While the two have a long history of public and private sparring, including the feud between Donald Trump and Angela Merkel, the intensity of this week’s tit-for-tat has even dyed-in-the-wool Atlanticists questioning the stability of the alliance.

“It’s a catastrophe for the transatlantic relationship,” said Maximilian Terhalle, a German international security analyst and commentator, adding that both sides bear some blame for the recent collapse of the relationship.

With NATO allies set to mark the 70th anniversary of the alliance’s founding in just three weeks, the acrimony between the U.S. and Germany threatens to overshadow an event many had hoped would help to repair a deep rift between two longtime partners that increasingly look more like frenemies.

It’s become accepted wisdom among Germany’s political elite that the U.S. is no longer a reliable partner.

About the only thing the two sides seem to agree on these days is that the other is at fault.

“We have to accept that the U.S. is no longer the stable Western partner that it once was,” Friedrich Merz, a prominent Christian Democrat, told a group of German MPs this week.

● ● ● ●

Directions –
[1] From the passage on U.S.-German relations, return the stretch that starts with the words "While the two" and ends with the words "a reliable partner.", copied word for word.
[2] Answer these from the passage on U.S.-German relations:
(a) Which anniversary of NATO's founding are the allies set to mark?
(b) How is Maximilian Terhalle described?
(c) To whom did Friedrich Merz make his remark this week?

● ● ● ●

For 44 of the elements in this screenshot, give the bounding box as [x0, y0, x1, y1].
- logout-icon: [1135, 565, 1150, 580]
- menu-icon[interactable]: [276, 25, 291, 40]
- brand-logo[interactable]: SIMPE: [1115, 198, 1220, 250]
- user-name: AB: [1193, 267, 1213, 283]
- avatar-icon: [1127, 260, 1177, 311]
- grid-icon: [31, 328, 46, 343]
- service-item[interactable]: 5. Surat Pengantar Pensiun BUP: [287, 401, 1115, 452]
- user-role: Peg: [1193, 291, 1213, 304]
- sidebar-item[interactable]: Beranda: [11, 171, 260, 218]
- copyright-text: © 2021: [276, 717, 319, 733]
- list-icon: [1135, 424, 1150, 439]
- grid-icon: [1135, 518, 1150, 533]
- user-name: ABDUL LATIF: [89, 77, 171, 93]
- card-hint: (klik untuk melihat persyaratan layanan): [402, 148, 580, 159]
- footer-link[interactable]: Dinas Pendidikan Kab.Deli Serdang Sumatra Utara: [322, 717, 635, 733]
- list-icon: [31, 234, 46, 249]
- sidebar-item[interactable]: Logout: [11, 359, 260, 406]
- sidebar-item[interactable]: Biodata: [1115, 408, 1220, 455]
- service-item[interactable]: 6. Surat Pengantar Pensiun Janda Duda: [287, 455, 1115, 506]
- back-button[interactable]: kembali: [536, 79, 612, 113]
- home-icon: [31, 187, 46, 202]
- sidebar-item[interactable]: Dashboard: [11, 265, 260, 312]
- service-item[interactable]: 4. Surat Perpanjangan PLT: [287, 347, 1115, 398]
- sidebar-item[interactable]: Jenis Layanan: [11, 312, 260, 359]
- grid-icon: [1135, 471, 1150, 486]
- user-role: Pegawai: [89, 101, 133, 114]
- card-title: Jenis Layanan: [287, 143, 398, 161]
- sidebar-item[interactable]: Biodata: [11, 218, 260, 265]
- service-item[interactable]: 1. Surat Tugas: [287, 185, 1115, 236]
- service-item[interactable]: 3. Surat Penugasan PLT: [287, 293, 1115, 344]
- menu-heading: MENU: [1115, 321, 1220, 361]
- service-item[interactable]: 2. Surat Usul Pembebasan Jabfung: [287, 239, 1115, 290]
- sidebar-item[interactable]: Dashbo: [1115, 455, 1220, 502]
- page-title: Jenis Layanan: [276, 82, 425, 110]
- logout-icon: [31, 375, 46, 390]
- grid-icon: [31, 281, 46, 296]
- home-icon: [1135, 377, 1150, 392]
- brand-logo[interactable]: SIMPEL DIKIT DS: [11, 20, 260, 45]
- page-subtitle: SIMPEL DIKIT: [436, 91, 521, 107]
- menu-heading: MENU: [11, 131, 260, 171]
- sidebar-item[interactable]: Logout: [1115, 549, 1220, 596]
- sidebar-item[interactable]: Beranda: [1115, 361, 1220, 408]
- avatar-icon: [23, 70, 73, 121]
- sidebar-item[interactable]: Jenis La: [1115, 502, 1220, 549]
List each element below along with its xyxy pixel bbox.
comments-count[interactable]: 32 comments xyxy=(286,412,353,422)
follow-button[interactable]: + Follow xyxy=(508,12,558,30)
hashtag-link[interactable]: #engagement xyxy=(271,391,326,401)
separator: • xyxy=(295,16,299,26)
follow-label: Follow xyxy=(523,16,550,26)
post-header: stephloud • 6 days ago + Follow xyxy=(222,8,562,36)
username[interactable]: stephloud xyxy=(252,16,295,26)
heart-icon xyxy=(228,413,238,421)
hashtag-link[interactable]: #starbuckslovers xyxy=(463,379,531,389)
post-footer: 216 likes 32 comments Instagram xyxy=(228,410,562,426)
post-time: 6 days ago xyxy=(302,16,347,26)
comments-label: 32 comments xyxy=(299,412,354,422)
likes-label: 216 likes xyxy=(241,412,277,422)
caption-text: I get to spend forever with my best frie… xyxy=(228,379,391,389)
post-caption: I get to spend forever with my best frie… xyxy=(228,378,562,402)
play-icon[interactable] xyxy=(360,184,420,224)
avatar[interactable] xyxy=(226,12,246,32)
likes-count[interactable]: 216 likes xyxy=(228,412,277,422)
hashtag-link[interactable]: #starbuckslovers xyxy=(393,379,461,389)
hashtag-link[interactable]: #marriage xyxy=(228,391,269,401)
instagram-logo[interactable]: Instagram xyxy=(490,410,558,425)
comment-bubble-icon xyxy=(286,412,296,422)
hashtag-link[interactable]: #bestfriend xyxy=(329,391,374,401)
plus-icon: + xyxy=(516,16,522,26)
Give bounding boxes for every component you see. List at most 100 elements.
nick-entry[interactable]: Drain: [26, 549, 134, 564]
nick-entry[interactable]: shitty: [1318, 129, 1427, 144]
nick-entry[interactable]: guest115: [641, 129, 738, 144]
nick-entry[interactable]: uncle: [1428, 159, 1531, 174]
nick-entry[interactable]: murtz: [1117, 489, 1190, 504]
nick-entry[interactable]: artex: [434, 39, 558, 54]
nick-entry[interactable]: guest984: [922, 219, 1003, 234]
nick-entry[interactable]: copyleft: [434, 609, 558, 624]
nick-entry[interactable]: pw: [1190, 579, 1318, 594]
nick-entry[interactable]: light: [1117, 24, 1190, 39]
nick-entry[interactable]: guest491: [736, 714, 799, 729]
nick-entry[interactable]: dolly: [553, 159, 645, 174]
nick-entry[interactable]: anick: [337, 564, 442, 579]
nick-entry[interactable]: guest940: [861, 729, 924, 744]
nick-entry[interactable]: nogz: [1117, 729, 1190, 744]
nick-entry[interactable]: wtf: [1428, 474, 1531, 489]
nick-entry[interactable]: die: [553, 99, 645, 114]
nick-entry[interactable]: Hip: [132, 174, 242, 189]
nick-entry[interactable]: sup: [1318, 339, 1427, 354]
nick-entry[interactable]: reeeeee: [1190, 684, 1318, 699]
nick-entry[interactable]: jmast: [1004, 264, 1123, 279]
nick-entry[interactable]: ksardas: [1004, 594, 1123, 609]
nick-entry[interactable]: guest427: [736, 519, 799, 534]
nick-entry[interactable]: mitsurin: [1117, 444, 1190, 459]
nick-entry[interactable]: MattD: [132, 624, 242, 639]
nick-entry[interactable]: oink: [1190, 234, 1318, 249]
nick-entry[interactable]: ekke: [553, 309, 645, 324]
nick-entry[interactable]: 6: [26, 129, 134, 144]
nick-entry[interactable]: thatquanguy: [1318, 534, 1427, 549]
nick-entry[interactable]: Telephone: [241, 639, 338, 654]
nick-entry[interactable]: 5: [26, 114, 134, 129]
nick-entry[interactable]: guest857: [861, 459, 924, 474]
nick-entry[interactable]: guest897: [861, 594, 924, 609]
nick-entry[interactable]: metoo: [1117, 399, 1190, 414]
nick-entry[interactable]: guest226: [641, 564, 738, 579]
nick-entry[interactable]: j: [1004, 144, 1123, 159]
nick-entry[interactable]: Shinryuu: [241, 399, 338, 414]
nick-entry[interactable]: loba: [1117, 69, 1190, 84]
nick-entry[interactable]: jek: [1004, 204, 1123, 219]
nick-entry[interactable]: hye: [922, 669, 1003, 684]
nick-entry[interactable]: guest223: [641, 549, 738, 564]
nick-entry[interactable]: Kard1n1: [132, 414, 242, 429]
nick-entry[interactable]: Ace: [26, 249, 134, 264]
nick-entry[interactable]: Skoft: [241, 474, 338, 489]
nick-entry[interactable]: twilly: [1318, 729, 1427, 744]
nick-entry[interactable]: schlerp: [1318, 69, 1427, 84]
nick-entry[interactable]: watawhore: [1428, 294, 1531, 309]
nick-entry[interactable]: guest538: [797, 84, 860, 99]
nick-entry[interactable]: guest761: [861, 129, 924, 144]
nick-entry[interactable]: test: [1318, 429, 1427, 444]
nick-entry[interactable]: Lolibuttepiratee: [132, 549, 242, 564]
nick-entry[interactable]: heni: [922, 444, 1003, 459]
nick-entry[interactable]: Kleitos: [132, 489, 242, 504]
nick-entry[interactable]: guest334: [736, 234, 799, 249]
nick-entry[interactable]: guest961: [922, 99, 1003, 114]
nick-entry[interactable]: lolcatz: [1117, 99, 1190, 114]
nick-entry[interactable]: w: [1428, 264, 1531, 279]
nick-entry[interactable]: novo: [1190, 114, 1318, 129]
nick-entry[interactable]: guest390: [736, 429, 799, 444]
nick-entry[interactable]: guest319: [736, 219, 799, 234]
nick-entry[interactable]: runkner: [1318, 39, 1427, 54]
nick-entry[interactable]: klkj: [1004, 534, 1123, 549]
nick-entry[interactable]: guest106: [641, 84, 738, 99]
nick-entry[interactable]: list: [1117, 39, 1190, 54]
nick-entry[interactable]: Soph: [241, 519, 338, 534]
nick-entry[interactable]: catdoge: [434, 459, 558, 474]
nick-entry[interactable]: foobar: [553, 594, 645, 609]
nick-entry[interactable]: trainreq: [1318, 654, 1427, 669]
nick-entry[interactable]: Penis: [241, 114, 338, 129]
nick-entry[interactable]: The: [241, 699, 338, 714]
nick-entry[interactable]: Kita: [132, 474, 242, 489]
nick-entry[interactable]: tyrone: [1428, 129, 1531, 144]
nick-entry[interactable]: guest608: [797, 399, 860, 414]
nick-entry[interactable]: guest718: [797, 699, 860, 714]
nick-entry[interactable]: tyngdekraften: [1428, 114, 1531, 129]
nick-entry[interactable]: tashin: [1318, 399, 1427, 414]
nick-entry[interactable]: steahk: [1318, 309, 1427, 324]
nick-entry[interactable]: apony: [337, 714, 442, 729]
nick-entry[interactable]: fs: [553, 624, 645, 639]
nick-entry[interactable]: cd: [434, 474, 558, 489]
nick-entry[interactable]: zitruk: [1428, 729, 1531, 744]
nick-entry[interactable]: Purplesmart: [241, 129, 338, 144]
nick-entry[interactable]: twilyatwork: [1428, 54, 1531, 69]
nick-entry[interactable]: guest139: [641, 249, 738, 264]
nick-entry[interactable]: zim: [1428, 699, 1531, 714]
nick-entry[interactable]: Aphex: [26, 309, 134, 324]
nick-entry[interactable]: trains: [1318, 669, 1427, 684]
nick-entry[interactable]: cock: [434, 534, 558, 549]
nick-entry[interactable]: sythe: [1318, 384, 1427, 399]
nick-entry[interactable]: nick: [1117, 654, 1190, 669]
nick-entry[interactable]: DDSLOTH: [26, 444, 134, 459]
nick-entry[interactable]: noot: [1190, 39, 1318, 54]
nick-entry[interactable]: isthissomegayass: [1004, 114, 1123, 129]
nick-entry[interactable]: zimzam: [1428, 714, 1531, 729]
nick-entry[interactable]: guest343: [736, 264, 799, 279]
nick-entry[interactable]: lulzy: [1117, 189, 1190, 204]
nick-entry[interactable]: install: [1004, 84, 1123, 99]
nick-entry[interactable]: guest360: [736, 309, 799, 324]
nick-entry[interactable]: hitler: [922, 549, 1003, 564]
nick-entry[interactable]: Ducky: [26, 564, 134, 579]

● ● ● ●

Answers in order –
[1]
While the two have a long history of public and private sparring, including the feud between Donald Trump and Angela Merkel, the intensity of this week’s tit-for-tat has even dyed-in-the-wool Atlanticists questioning the stability of the alliance.

“It’s a catastrophe for the transatlantic relationship,” said Maximilian Terhalle, a German international security analyst and commentator, adding that both sides bear some blame for the recent collapse of the relationship.

With NATO allies set to mark the 70th anniversary of the alliance’s founding in just three weeks, the acrimony between the U.S. and Germany threatens to overshadow an event many had hoped would help to repair a deep rift between two longtime partners that increasingly look more like frenemies.

It’s become accepted wisdom among Germany’s political elite that the U.S. is no longer a reliable partner.

[2]
(a) The 70th anniversary.
(b) As a German international security analyst and commentator.
(c) To a group of German MPs.